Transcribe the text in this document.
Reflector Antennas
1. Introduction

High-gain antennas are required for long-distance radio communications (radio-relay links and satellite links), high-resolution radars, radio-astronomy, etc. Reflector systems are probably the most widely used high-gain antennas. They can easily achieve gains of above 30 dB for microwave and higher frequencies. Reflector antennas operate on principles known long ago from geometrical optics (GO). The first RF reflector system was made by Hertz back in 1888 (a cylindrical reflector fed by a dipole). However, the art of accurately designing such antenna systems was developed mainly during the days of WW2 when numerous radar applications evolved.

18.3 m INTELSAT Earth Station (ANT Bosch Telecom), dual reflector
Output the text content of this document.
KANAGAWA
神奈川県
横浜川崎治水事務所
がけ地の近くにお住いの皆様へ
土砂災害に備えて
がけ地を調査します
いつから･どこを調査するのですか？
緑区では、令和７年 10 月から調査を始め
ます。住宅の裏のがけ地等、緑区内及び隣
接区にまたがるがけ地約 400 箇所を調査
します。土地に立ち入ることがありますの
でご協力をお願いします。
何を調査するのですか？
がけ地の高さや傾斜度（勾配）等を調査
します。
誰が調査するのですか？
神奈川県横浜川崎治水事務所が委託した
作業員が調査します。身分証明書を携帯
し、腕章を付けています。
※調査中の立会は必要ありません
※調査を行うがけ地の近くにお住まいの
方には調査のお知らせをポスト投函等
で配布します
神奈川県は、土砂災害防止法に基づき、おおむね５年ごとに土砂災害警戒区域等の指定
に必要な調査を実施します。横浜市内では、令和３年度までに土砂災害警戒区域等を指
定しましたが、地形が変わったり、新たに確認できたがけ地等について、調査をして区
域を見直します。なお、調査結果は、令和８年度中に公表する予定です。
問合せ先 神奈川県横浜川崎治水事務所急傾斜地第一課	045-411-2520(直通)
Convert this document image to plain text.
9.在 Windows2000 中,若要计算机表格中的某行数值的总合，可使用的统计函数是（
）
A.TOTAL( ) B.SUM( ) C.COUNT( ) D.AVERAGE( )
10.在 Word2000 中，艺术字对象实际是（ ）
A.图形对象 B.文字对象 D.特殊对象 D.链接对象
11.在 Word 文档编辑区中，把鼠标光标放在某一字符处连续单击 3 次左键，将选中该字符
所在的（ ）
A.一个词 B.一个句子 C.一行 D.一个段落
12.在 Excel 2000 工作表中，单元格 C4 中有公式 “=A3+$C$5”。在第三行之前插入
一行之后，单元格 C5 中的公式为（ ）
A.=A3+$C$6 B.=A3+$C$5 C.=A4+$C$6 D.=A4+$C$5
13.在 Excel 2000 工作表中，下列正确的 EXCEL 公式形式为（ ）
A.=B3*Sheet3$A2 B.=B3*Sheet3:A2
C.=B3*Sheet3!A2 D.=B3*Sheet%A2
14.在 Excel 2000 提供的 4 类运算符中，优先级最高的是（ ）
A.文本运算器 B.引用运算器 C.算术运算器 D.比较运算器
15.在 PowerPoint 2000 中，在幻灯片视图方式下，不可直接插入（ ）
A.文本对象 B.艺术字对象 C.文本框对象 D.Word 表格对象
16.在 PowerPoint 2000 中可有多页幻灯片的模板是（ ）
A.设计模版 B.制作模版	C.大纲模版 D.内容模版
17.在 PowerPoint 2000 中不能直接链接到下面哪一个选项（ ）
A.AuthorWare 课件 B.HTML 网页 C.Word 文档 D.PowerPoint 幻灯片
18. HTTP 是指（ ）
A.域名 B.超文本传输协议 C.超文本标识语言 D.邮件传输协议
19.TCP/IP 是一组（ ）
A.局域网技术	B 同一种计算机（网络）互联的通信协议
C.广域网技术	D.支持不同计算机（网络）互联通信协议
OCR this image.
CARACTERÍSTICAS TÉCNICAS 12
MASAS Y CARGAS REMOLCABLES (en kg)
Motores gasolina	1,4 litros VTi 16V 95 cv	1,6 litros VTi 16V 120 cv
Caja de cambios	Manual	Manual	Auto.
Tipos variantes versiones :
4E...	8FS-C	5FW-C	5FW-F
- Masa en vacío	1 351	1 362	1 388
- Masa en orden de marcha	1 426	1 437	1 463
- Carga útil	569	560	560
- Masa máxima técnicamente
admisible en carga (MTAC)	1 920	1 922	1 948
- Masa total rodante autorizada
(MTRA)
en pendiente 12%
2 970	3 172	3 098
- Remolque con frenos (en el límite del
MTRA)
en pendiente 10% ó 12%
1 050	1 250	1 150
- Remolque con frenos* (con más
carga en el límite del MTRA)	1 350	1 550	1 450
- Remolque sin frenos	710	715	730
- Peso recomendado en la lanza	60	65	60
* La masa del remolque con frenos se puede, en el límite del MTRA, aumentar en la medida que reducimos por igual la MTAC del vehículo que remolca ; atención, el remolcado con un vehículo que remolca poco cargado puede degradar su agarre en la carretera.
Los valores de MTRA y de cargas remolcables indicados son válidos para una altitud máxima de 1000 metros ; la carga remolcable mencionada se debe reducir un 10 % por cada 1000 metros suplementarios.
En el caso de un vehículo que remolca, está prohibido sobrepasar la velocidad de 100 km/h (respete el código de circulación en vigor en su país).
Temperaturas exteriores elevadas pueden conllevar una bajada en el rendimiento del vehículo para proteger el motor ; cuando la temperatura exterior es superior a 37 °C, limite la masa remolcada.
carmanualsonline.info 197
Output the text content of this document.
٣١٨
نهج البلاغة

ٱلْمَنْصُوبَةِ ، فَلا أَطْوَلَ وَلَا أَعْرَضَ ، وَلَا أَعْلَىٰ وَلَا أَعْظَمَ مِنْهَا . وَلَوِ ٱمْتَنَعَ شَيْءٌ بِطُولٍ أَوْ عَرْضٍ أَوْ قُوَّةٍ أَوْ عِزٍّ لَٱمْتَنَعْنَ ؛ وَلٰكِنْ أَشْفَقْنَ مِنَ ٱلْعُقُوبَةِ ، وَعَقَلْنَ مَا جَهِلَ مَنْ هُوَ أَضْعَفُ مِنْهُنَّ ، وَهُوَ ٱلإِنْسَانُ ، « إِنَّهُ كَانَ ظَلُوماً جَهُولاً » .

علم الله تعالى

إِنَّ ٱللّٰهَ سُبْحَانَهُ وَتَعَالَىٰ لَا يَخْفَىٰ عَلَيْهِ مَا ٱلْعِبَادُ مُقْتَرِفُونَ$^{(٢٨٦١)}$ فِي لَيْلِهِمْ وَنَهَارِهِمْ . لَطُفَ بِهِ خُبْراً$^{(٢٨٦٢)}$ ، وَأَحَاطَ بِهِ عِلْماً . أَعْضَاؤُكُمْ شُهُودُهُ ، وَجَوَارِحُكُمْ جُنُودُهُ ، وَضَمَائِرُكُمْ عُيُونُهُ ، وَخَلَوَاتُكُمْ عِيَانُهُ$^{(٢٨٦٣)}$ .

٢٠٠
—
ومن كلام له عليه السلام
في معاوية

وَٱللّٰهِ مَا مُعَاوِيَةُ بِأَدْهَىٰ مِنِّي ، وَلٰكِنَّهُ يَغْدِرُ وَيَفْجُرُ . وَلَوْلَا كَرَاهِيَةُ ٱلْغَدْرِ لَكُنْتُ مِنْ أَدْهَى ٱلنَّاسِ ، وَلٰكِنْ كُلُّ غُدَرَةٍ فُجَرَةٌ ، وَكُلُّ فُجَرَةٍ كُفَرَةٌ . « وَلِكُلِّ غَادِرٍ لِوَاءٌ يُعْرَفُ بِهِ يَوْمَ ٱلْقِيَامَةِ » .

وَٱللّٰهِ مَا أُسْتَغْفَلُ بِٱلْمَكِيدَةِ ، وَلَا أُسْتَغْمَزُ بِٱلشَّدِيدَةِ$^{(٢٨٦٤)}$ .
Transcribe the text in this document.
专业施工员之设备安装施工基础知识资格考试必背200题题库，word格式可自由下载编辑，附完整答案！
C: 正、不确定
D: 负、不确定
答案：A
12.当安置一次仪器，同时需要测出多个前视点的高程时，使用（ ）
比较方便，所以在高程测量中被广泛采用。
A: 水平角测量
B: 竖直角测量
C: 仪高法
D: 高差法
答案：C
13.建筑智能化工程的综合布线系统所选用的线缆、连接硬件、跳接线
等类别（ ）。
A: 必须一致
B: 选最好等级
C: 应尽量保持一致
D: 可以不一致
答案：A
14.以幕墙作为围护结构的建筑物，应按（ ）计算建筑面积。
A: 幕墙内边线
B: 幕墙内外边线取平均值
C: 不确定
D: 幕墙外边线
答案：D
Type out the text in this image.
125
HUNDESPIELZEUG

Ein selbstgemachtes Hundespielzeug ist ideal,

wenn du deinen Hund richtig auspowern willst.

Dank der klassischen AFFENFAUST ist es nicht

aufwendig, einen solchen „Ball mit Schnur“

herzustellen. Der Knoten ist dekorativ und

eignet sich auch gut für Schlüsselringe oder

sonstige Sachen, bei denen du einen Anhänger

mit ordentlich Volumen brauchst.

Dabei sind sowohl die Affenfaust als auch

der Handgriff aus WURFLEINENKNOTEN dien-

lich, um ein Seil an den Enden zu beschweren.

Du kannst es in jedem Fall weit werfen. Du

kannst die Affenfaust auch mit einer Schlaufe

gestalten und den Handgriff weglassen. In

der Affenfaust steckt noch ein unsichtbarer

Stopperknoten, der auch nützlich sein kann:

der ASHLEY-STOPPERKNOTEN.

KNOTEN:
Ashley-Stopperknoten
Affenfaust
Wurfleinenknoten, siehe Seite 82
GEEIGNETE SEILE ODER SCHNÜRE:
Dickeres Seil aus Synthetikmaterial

• **What you should do**
Search the data above for lines holding "máxima" and copy each of them.

• **The completed task**
- Masa máxima técnicamente
Los valores de MTRA y de cargas remolcables indicados son válidos para una altitud máxima de 1000 metros ; la carga remolcable mencionada se debe reducir un 10 % por cada 1000 metros suplementarios.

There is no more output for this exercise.